Stored entries
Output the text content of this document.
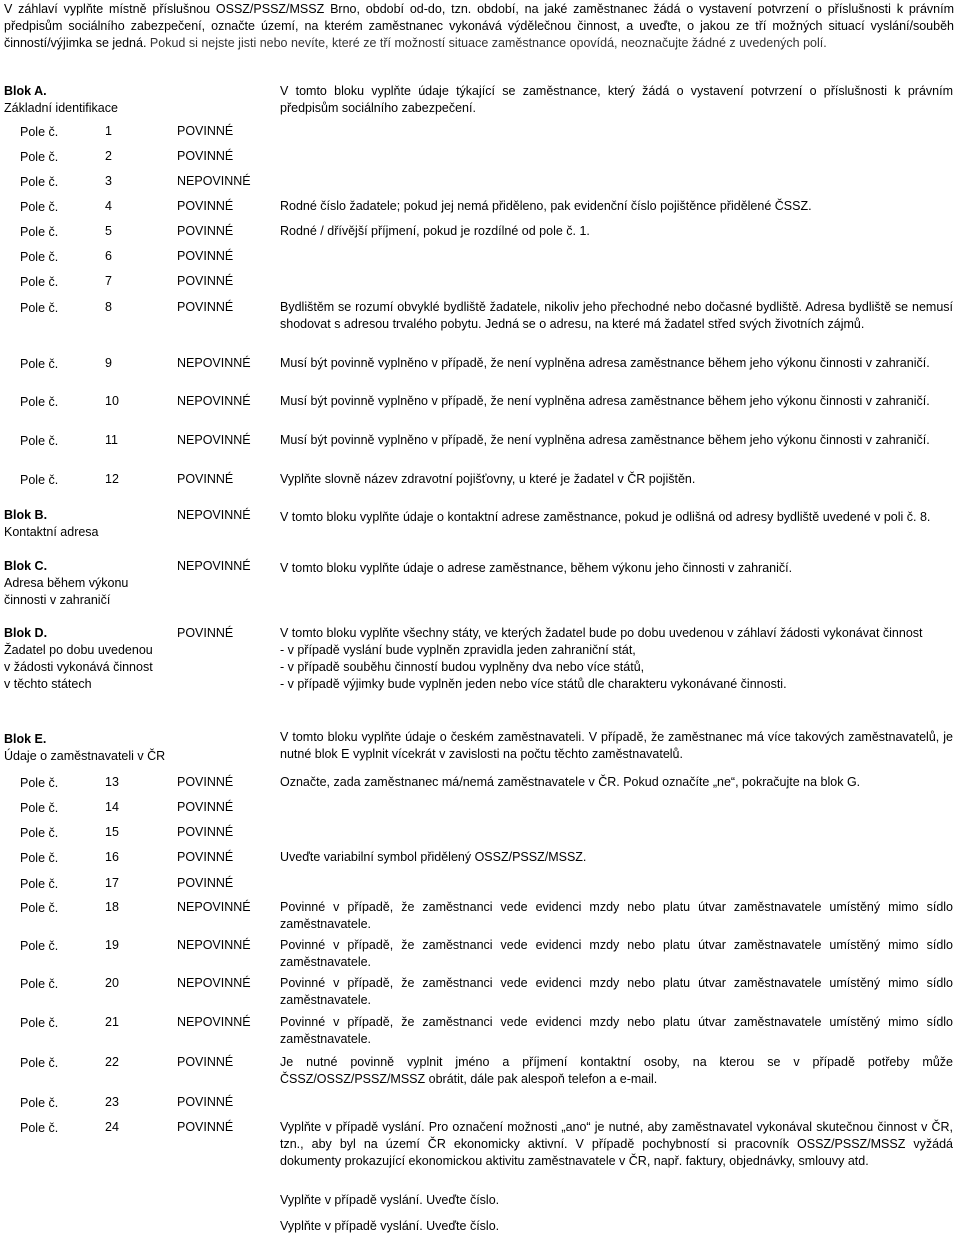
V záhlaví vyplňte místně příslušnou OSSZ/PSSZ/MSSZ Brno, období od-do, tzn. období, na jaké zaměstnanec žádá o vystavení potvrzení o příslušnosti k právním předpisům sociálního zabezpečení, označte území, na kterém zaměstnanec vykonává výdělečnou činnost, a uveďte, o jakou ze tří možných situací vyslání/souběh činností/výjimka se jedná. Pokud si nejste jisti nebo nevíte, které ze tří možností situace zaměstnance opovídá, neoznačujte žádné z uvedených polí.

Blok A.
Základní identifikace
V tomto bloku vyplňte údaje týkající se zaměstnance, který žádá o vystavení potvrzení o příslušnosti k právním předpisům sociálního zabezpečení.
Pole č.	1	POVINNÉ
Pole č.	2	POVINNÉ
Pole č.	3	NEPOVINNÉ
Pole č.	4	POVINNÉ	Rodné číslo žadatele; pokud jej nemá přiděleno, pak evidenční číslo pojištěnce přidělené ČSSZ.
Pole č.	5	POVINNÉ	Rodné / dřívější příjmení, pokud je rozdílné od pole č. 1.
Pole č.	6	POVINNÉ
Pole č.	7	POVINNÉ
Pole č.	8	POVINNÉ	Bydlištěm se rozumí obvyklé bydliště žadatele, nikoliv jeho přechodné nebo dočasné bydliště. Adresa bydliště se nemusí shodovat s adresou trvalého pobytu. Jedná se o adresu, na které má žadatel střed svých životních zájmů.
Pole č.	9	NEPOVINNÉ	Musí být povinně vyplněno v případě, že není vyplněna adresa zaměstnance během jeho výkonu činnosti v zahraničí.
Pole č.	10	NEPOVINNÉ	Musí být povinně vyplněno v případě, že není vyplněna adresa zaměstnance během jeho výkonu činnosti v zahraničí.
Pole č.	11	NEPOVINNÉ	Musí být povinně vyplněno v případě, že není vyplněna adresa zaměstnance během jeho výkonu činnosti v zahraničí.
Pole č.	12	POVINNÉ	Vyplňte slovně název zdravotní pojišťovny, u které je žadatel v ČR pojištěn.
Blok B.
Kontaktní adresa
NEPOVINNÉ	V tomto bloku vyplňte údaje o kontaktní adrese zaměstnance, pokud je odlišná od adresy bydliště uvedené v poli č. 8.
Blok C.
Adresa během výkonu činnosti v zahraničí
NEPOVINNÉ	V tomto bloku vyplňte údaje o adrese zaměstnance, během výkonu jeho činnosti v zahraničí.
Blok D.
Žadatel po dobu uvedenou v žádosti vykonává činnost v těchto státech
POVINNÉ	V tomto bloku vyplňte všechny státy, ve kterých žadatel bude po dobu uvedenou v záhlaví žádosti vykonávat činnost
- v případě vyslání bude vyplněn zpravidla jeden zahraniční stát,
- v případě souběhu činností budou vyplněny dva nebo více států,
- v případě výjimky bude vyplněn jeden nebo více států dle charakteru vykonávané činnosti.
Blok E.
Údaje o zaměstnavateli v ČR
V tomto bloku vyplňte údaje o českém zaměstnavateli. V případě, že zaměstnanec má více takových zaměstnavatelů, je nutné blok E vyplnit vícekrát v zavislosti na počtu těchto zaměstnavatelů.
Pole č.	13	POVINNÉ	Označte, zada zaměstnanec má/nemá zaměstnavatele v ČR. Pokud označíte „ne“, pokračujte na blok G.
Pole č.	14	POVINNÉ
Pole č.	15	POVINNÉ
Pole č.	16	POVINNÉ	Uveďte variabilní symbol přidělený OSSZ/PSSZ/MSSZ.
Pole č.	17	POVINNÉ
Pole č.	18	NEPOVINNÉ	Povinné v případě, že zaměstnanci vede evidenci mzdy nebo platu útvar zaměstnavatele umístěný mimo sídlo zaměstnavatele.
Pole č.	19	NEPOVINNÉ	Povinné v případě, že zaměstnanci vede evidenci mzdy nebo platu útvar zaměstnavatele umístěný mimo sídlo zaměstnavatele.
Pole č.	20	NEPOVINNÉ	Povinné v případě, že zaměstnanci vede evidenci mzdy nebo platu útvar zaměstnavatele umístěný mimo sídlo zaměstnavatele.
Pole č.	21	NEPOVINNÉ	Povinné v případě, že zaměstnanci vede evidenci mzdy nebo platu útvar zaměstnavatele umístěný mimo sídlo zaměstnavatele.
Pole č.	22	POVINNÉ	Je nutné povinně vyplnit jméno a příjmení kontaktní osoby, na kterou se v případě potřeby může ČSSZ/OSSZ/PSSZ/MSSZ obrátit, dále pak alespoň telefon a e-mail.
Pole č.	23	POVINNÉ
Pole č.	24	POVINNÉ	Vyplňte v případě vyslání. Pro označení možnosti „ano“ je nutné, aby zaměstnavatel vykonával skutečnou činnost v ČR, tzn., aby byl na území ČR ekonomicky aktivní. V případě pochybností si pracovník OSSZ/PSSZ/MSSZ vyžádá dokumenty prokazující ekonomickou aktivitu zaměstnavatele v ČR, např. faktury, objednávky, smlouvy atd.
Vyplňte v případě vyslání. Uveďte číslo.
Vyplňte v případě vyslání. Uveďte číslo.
...
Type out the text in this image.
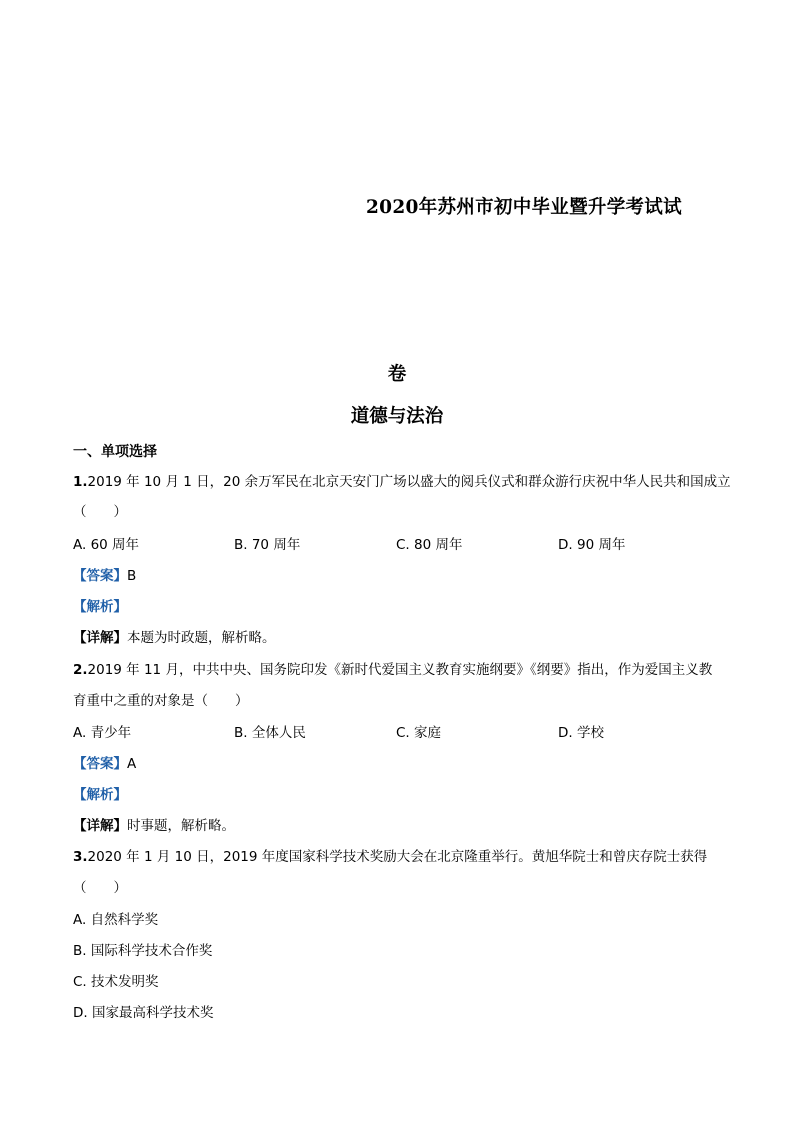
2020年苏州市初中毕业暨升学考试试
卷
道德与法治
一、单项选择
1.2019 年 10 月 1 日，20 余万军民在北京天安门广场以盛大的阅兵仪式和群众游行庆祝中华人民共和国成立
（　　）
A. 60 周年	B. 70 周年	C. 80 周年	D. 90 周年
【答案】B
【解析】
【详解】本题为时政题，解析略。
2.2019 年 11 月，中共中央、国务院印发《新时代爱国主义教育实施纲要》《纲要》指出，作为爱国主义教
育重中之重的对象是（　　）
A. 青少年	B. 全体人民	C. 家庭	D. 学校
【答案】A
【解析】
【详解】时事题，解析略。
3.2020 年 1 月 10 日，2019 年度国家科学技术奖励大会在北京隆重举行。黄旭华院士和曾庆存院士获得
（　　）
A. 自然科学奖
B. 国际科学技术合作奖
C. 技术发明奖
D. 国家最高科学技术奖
...
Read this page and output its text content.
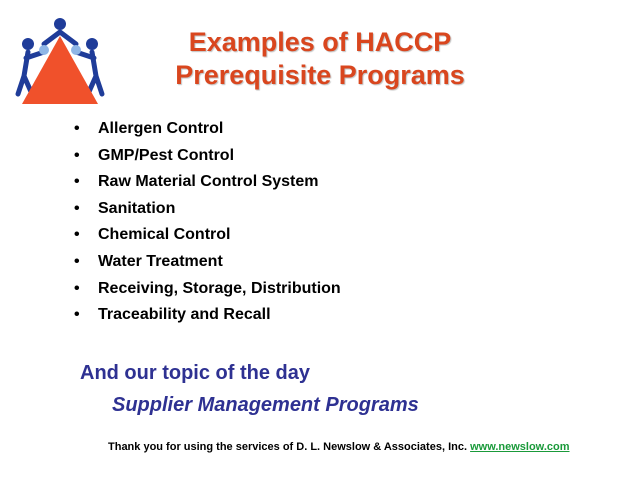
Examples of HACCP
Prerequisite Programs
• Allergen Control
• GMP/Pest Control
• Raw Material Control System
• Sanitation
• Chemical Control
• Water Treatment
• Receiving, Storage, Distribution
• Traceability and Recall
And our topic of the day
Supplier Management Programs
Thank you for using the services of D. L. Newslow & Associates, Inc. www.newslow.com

DIRECTIONS. Lines that hold the word "žádosti" are the ones to return, every one of them.

SOLUTION FOR THIS TASK.
Žadatel po dobu uvedenou v žádosti vykonává činnost v těchto státech
POVINNÉ	V tomto bloku vyplňte všechny státy, ve kterých žadatel bude po dobu uvedenou v záhlaví žádosti vykonávat činnost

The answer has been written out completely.